TASK DESCRIPTION ::
Print all the data, keeping every line exactly as it is.

+++++

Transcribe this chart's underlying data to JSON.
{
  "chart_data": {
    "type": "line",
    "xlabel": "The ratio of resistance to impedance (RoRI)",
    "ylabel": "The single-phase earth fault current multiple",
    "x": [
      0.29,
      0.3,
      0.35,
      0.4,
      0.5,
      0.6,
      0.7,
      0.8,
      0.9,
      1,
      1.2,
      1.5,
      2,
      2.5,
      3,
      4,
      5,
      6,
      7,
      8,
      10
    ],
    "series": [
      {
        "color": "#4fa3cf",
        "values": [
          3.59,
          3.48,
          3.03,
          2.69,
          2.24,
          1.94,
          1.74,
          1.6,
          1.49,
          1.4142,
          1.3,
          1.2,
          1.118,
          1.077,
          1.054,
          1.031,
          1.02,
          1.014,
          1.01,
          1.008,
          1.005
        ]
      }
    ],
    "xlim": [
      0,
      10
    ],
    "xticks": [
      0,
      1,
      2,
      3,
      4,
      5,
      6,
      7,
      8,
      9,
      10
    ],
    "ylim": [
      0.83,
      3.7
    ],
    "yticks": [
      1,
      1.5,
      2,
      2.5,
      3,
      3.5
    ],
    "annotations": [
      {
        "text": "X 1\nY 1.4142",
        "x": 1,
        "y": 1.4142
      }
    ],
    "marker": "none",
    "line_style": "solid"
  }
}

+++++

EXERCISE SOLUTION ::
Transcribe this chart's underlying data to JSON.
{
  "chart_data": {
    "type": "line",
    "xlabel": "The ratio of resistance to impedance (RoRI)",
    "ylabel": "The single-phase earth fault current multiple",
    "x": [
      0.29,
      0.3,
      0.35,
      0.4,
      0.5,
      0.6,
      0.7,
      0.8,
      0.9,
      1,
      1.2,
      1.5,
      2,
      2.5,
      3,
      4,
      5,
      6,
      7,
      8,
      10
    ],
    "series": [
      {
        "color": "#4fa3cf",
        "values": [
          3.59,
          3.48,
          3.03,
          2.69,
          2.24,
          1.94,
          1.74,
          1.6,
          1.49,
          1.4142,
          1.3,
          1.2,
          1.118,
          1.077,
          1.054,
          1.031,
          1.02,
          1.014,
          1.01,
          1.008,
          1.005
        ]
      }
    ],
    "xlim": [
      0,
      10
    ],
    "xticks": [
      0,
      1,
      2,
      3,
      4,
      5,
      6,
      7,
      8,
      9,
      10
    ],
    "ylim": [
      0.83,
      3.7
    ],
    "yticks": [
      1,
      1.5,
      2,
      2.5,
      3,
      3.5
    ],
    "annotations": [
      {
        "text": "X 1\nY 1.4142",
        "x": 1,
        "y": 1.4142
      }
    ],
    "marker": "none",
    "line_style": "solid"
  }
}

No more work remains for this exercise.